--- Start of MATERIAL FOR THIS EXERCISE ---

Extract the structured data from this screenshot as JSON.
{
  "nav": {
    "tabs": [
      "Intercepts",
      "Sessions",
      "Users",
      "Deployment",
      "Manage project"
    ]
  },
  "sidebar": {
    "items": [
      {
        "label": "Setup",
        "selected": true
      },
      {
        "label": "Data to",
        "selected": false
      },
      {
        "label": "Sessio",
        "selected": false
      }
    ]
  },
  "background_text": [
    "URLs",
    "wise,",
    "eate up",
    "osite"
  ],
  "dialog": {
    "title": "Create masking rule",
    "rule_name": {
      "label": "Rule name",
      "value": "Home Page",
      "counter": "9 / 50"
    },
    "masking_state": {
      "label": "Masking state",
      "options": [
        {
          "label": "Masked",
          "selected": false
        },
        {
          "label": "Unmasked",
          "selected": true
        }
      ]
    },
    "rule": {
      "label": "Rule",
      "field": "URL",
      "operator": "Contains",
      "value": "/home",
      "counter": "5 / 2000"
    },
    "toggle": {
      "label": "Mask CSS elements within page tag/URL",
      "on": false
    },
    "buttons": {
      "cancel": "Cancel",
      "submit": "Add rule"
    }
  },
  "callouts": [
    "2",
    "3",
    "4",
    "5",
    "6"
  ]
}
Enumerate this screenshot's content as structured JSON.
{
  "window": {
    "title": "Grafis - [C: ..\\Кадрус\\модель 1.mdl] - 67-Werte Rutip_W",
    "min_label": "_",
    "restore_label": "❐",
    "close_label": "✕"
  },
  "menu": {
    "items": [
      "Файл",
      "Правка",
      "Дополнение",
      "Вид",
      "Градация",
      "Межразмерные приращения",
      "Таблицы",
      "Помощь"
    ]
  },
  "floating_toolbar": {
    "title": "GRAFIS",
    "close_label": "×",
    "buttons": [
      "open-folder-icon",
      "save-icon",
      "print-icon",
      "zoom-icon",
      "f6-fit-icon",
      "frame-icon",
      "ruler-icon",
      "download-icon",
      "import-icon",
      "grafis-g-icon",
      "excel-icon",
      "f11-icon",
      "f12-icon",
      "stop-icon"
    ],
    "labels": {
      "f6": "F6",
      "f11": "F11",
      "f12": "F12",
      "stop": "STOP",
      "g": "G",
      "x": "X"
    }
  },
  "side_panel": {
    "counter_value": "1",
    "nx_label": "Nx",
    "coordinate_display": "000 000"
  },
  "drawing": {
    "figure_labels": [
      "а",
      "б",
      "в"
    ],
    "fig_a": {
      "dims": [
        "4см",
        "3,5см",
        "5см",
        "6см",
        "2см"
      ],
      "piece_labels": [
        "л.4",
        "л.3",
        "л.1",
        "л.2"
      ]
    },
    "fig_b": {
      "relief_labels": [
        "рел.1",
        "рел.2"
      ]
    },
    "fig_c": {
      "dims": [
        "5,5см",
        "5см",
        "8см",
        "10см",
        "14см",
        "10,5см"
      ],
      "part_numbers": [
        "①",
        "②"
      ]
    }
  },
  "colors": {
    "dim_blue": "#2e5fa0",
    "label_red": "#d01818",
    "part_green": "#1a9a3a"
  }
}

--- End of MATERIAL FOR THIS EXERCISE ---

### PROBLEM REQUIREMENTS:
Go through the data and return every record exactly.

### SOLUTION FOR THIS PROBLEM:
Extract the structured data from this screenshot as JSON.
{
  "nav": {
    "tabs": [
      "Intercepts",
      "Sessions",
      "Users",
      "Deployment",
      "Manage project"
    ]
  },
  "sidebar": {
    "items": [
      {
        "label": "Setup",
        "selected": true
      },
      {
        "label": "Data to",
        "selected": false
      },
      {
        "label": "Sessio",
        "selected": false
      }
    ]
  },
  "background_text": [
    "URLs",
    "wise,",
    "eate up",
    "osite"
  ],
  "dialog": {
    "title": "Create masking rule",
    "rule_name": {
      "label": "Rule name",
      "value": "Home Page",
      "counter": "9 / 50"
    },
    "masking_state": {
      "label": "Masking state",
      "options": [
        {
          "label": "Masked",
          "selected": false
        },
        {
          "label": "Unmasked",
          "selected": true
        }
      ]
    },
    "rule": {
      "label": "Rule",
      "field": "URL",
      "operator": "Contains",
      "value": "/home",
      "counter": "5 / 2000"
    },
    "toggle": {
      "label": "Mask CSS elements within page tag/URL",
      "on": false
    },
    "buttons": {
      "cancel": "Cancel",
      "submit": "Add rule"
    }
  },
  "callouts": [
    "2",
    "3",
    "4",
    "5",
    "6"
  ]
}
Enumerate this screenshot's content as structured JSON.
{
  "window": {
    "title": "Grafis - [C: ..\\Кадрус\\модель 1.mdl] - 67-Werte Rutip_W",
    "min_label": "_",
    "restore_label": "❐",
    "close_label": "✕"
  },
  "menu": {
    "items": [
      "Файл",
      "Правка",
      "Дополнение",
      "Вид",
      "Градация",
      "Межразмерные приращения",
      "Таблицы",
      "Помощь"
    ]
  },
  "floating_toolbar": {
    "title": "GRAFIS",
    "close_label": "×",
    "buttons": [
      "open-folder-icon",
      "save-icon",
      "print-icon",
      "zoom-icon",
      "f6-fit-icon",
      "frame-icon",
      "ruler-icon",
      "download-icon",
      "import-icon",
      "grafis-g-icon",
      "excel-icon",
      "f11-icon",
      "f12-icon",
      "stop-icon"
    ],
    "labels": {
      "f6": "F6",
      "f11": "F11",
      "f12": "F12",
      "stop": "STOP",
      "g": "G",
      "x": "X"
    }
  },
  "side_panel": {
    "counter_value": "1",
    "nx_label": "Nx",
    "coordinate_display": "000 000"
  },
  "drawing": {
    "figure_labels": [
      "а",
      "б",
      "в"
    ],
    "fig_a": {
      "dims": [
        "4см",
        "3,5см",
        "5см",
        "6см",
        "2см"
      ],
      "piece_labels": [
        "л.4",
        "л.3",
        "л.1",
        "л.2"
      ]
    },
    "fig_b": {
      "relief_labels": [
        "рел.1",
        "рел.2"
      ]
    },
    "fig_c": {
      "dims": [
        "5,5см",
        "5см",
        "8см",
        "10см",
        "14см",
        "10,5см"
      ],
      "part_numbers": [
        "①",
        "②"
      ]
    }
  },
  "colors": {
    "dim_blue": "#2e5fa0",
    "label_red": "#d01818",
    "part_green": "#1a9a3a"
  }
}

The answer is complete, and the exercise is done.